Rows from a figure dataset:
────────────────

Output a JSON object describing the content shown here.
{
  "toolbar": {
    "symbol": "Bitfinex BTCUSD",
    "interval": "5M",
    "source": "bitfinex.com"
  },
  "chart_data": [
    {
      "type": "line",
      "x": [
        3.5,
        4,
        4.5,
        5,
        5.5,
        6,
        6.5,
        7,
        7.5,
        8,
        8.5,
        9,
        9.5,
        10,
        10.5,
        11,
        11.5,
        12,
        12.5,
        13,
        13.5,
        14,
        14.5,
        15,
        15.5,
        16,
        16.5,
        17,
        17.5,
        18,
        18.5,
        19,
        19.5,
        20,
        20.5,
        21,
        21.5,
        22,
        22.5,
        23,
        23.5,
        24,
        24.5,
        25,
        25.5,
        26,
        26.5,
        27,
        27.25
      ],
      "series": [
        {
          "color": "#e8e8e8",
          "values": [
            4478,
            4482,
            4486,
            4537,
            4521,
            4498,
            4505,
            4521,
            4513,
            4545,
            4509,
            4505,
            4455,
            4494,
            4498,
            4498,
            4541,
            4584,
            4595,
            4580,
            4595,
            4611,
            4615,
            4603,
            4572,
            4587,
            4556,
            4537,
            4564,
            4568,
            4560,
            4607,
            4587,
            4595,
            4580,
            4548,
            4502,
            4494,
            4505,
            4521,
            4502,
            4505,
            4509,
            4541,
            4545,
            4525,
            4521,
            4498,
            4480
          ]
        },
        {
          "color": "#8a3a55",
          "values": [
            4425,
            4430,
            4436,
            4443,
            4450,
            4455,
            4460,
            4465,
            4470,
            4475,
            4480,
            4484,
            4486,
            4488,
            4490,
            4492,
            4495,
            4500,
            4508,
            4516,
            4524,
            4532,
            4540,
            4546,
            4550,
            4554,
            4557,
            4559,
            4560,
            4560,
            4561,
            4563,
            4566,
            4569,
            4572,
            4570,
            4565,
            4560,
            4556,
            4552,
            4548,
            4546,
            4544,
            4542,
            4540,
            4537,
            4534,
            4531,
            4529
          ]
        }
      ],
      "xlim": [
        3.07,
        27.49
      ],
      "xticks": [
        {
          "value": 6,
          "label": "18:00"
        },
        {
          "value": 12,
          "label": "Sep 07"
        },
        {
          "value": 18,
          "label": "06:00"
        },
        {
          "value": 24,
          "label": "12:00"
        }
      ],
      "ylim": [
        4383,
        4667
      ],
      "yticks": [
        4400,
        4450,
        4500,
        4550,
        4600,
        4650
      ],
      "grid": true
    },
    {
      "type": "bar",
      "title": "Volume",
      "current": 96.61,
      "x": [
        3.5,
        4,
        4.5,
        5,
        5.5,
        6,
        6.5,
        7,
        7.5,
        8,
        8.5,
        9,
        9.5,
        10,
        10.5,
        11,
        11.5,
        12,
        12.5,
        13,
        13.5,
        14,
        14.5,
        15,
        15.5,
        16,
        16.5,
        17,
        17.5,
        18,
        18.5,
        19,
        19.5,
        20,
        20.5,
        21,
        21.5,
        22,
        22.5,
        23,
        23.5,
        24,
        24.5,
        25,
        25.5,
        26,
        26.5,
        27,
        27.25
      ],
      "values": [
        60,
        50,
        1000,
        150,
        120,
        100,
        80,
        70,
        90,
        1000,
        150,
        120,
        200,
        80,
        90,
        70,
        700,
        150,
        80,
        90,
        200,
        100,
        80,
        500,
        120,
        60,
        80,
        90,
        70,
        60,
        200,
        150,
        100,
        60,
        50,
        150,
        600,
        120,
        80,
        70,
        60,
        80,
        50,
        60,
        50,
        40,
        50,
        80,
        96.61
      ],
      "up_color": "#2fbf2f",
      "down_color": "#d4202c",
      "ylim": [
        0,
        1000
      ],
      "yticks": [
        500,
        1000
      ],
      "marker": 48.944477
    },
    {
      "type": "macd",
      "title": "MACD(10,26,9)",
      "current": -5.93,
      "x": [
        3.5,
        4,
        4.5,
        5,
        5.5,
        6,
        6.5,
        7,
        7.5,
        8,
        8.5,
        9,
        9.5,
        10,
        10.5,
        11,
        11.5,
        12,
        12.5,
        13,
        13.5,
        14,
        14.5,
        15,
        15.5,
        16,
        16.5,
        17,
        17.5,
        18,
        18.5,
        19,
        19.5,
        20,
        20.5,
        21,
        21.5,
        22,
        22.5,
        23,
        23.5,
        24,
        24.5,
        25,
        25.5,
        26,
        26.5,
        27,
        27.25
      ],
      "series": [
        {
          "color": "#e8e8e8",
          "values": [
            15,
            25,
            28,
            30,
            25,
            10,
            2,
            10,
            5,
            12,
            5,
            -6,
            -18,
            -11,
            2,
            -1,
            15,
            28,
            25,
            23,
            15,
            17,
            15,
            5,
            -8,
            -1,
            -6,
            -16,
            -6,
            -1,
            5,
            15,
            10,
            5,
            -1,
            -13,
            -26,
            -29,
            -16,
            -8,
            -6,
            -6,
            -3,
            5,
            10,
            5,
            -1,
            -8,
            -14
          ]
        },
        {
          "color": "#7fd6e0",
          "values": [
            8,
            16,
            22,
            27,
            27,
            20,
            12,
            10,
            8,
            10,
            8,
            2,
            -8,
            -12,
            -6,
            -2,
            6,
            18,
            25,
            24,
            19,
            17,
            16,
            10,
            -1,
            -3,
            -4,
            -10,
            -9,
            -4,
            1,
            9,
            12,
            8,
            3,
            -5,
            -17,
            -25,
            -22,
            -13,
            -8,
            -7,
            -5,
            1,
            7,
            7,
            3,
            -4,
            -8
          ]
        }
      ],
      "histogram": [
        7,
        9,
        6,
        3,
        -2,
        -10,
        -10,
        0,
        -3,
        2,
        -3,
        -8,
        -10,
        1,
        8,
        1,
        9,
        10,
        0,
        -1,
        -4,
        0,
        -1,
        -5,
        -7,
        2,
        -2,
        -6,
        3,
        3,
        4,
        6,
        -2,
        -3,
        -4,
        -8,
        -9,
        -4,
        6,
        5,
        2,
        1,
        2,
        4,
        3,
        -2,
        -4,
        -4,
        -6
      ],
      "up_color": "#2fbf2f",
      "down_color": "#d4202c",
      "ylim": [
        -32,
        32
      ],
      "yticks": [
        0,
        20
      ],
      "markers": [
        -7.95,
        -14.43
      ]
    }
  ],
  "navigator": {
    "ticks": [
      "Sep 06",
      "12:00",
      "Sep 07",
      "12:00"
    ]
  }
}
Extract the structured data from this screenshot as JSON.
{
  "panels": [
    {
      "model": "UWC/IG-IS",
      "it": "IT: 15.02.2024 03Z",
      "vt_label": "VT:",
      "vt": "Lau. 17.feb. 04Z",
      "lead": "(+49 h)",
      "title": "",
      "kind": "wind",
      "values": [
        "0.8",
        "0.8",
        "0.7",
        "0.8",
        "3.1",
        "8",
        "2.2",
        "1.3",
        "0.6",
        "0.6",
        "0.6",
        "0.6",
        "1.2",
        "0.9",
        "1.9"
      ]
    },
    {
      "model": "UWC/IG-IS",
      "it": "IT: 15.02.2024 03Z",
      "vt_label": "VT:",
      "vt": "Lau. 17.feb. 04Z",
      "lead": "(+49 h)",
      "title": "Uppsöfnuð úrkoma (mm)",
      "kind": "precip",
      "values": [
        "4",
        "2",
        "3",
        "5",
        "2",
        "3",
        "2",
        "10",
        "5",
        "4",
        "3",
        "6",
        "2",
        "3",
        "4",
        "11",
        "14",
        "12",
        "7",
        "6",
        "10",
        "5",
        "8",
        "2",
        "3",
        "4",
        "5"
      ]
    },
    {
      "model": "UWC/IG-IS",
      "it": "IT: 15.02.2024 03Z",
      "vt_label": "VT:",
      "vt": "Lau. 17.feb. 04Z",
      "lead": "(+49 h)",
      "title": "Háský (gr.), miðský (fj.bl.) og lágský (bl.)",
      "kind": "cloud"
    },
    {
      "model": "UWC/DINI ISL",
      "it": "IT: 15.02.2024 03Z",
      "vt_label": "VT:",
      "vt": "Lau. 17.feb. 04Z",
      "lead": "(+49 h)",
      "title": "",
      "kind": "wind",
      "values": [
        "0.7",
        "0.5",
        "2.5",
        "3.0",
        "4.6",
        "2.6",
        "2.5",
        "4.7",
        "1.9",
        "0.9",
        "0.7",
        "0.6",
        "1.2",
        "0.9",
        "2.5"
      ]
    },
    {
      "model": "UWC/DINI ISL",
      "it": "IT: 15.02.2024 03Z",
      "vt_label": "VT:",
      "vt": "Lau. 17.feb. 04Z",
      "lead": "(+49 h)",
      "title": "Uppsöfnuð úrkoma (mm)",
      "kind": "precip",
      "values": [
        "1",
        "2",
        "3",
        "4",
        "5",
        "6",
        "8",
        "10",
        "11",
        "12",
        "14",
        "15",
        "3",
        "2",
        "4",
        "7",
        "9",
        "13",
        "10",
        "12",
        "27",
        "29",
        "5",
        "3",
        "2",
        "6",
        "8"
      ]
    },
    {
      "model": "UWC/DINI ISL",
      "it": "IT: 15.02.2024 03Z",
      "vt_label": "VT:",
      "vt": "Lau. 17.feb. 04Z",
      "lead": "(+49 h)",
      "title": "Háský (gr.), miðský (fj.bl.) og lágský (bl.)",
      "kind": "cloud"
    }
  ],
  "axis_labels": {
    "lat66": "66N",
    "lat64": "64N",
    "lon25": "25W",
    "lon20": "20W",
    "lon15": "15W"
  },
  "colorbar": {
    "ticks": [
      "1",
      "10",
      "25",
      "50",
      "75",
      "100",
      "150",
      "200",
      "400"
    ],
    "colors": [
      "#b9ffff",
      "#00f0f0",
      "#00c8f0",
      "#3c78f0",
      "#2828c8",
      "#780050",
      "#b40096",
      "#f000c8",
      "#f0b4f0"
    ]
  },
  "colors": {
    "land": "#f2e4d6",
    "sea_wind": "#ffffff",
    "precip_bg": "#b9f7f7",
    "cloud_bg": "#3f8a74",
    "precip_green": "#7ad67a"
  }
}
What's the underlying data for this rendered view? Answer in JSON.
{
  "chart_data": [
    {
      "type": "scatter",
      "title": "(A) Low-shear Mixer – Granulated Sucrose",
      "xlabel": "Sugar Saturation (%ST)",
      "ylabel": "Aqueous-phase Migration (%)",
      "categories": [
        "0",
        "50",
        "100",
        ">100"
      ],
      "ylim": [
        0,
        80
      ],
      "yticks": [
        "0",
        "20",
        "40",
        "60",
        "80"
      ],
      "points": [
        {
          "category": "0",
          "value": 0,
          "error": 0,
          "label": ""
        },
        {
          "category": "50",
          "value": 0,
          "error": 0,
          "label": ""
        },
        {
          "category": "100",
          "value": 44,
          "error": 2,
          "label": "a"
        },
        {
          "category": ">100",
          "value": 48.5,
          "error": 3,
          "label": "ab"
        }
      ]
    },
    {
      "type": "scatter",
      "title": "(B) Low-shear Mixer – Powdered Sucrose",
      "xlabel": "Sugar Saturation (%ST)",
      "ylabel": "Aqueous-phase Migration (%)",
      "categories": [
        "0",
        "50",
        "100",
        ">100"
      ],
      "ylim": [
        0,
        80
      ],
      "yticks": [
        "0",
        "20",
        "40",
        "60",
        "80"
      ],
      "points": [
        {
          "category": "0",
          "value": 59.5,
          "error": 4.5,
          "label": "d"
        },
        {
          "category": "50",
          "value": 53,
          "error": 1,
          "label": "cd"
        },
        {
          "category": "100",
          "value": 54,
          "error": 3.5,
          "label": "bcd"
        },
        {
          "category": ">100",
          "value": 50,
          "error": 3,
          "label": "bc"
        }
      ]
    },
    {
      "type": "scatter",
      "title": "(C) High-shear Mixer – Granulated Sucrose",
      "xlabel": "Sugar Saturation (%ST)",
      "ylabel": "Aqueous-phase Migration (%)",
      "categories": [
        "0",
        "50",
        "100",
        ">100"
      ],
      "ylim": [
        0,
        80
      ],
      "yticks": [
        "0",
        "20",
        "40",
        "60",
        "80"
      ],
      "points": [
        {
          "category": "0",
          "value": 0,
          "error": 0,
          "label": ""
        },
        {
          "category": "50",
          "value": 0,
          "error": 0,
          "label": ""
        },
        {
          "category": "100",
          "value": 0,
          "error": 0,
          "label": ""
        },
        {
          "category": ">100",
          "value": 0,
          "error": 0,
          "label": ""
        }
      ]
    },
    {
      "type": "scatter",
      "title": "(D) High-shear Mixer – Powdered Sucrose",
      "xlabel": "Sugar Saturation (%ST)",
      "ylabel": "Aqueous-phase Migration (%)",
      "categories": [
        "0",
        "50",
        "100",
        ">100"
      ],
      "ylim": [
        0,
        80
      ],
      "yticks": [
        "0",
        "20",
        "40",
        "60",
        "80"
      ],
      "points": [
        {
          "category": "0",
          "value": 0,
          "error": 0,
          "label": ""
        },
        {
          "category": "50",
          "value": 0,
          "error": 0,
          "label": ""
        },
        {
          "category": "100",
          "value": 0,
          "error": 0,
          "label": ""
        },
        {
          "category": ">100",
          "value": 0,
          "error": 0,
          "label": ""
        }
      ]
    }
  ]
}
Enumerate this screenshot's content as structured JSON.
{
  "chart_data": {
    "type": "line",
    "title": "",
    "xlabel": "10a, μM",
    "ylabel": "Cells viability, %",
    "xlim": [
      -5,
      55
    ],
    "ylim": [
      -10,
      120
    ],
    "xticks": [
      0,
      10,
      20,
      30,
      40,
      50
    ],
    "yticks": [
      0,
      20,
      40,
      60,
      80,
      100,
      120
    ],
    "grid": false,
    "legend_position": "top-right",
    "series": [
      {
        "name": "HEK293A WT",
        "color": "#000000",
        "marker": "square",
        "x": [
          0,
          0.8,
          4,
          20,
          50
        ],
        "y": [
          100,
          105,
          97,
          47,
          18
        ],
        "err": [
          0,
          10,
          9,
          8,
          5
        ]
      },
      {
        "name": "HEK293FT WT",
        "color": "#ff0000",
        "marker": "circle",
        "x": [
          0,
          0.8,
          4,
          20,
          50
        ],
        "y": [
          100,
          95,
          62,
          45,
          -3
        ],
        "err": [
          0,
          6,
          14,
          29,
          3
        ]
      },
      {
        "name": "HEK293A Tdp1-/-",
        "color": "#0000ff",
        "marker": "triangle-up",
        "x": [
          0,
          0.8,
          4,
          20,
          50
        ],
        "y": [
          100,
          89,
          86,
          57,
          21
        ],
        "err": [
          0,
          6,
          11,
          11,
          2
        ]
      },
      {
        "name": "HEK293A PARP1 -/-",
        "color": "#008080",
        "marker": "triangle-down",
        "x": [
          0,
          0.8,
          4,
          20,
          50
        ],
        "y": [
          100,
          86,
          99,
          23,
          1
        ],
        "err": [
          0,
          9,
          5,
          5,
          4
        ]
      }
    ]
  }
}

────────────────

> _DIRECTIONS_:
Go through the data and gather every line that holds "Sucrose".

> _THE REPLY_:
      "title": "(A) Low-shear Mixer – Granulated Sucrose",
      "title": "(B) Low-shear Mixer – Powdered Sucrose",
      "title": "(C) High-shear Mixer – Granulated Sucrose",
      "title": "(D) High-shear Mixer – Powdered Sucrose",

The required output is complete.